Working data:
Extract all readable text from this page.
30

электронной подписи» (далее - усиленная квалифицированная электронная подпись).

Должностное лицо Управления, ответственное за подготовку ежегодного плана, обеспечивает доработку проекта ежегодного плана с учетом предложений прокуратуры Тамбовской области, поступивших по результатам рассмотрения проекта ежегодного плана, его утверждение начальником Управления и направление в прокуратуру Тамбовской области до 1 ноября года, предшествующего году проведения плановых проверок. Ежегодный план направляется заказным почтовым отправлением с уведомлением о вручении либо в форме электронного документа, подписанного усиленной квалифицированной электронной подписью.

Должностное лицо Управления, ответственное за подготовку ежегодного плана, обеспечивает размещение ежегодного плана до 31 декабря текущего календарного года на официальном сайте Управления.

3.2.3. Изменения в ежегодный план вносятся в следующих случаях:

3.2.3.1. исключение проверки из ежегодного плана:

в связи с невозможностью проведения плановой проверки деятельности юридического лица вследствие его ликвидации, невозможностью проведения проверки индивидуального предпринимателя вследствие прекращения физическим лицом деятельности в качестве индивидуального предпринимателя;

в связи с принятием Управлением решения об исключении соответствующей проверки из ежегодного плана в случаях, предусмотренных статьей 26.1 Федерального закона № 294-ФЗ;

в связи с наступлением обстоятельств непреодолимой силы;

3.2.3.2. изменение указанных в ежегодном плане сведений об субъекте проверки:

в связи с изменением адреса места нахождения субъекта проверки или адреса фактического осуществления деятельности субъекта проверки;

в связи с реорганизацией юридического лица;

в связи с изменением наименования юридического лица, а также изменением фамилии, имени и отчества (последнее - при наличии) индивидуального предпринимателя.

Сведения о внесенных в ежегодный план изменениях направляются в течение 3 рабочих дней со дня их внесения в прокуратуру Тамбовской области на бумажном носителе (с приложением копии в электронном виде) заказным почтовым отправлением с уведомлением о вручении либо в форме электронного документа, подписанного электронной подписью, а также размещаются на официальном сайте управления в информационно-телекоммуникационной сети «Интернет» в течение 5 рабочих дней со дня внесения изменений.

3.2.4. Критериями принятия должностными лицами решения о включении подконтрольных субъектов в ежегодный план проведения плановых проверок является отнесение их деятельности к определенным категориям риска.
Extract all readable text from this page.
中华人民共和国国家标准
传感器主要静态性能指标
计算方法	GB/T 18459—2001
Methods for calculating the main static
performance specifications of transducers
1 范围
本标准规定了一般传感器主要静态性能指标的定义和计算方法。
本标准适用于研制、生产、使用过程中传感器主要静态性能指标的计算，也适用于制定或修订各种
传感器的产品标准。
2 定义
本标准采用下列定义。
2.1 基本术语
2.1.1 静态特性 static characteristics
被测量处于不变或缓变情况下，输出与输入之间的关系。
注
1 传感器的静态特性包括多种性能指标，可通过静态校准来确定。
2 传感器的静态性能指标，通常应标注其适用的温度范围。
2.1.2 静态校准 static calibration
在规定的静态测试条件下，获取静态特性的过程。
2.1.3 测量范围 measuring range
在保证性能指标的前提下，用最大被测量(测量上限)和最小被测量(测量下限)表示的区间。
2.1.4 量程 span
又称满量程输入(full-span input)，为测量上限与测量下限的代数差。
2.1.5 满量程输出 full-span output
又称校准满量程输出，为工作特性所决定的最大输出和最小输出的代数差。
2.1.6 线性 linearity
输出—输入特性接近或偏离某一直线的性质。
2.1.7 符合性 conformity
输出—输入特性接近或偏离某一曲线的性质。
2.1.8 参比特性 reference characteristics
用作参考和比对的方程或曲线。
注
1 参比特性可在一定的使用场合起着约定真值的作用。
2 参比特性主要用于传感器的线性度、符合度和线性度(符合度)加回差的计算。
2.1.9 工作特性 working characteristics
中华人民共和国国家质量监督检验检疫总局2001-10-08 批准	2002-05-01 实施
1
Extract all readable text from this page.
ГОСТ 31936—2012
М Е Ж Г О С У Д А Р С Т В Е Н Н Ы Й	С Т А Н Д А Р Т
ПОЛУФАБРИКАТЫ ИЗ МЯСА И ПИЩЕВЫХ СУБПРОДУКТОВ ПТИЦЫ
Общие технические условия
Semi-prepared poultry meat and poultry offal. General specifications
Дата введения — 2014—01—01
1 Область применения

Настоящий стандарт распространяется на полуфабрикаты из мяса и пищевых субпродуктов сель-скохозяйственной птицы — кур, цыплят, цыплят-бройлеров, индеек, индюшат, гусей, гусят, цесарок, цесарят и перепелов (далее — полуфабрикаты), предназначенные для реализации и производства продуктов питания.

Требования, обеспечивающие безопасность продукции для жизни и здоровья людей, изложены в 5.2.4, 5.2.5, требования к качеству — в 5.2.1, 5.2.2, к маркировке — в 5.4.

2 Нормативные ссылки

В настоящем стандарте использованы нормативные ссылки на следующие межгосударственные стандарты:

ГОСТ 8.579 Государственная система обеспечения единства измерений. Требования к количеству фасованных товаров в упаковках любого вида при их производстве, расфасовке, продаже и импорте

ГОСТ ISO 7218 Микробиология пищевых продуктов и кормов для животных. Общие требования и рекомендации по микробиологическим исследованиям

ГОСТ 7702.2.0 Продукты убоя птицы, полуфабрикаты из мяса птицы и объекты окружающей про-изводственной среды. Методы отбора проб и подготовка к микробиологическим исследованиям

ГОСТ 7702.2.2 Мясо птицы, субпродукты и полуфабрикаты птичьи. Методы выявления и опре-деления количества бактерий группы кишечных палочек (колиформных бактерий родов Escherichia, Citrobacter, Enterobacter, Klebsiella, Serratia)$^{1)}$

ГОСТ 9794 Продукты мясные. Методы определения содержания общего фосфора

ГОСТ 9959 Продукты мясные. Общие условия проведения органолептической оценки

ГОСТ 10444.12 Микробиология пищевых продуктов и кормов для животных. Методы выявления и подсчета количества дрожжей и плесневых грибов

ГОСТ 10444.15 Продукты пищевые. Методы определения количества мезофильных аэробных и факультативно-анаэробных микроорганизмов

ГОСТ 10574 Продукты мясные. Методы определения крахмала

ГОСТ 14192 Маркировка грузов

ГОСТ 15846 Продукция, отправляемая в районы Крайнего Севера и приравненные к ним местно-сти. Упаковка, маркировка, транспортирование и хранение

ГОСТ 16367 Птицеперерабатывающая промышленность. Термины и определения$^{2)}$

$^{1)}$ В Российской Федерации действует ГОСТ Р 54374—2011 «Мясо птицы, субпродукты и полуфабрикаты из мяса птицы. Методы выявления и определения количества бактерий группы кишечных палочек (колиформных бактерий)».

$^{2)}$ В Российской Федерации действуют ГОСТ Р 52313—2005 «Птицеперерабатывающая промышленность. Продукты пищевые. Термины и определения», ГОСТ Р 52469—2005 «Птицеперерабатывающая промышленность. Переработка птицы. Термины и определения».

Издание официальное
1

What is asked: Gather all lines with the string "плановых" from the data.

Problem solution:
Должностное лицо Управления, ответственное за подготовку ежегодного плана, обеспечивает доработку проекта ежегодного плана с учетом предложений прокуратуры Тамбовской области, поступивших по результатам рассмотрения проекта ежегодного плана, его утверждение начальником Управления и направление в прокуратуру Тамбовской области до 1 ноября года, предшествующего году проведения плановых проверок. Ежегодный план направляется заказным почтовым отправлением с уведомлением о вручении либо в форме электронного документа, подписанного усиленной квалифицированной электронной подписью.
3.2.4. Критериями принятия должностными лицами решения о включении подконтрольных субъектов в ежегодный план проведения плановых проверок является отнесение их деятельности к определенным категориям риска.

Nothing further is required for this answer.